◆ **AIM OF THE TASK**
Identify the lines that contain the string "What" and report only how many there are.

◆ **Saved entries**
§

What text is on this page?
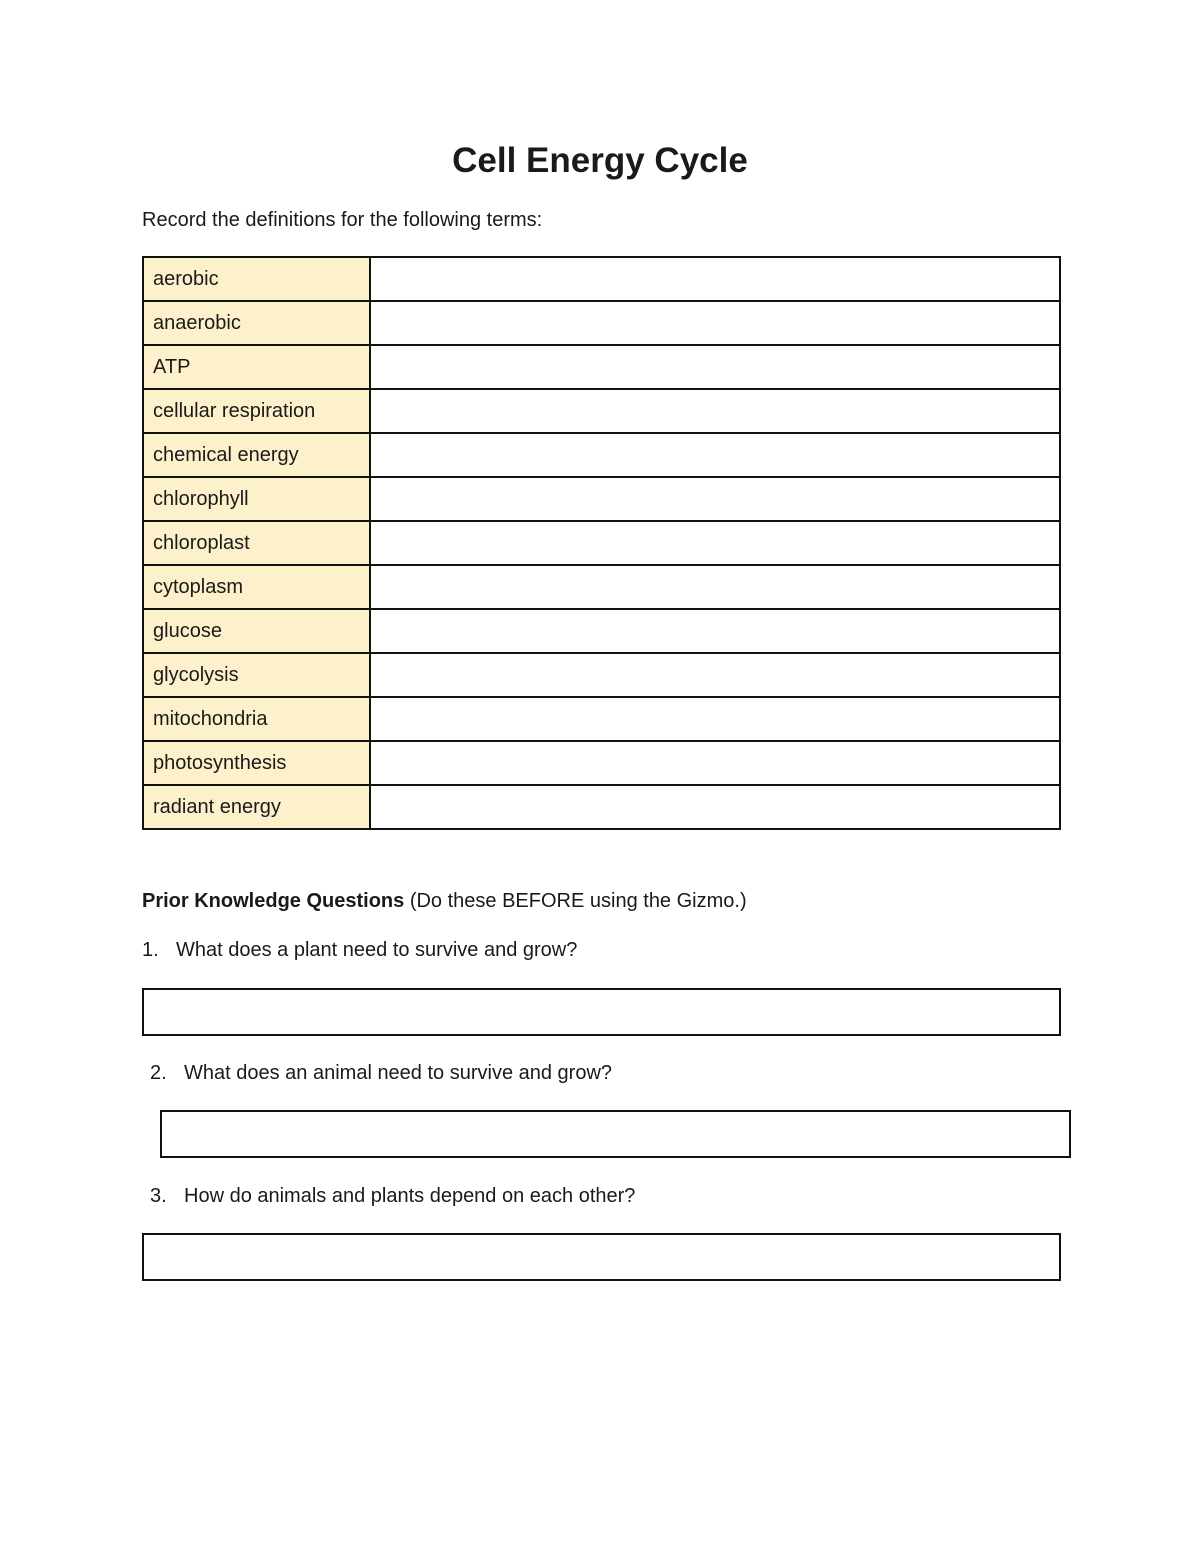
Cell Energy Cycle
Record the definitions for the following terms:
aerobic	
anaerobic	
ATP	
cellular respiration	
chemical energy	
chlorophyll	
chloroplast	
cytoplasm	
glucose	
glycolysis	
mitochondria	
photosynthesis	
radiant energy	
Prior Knowledge Questions (Do these BEFORE using the Gizmo.)
1. What does a plant need to survive and grow?
2. What does an animal need to survive and grow?
3. How do animals and plants depend on each other?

§

◆ **FINISHED ANSWER**
3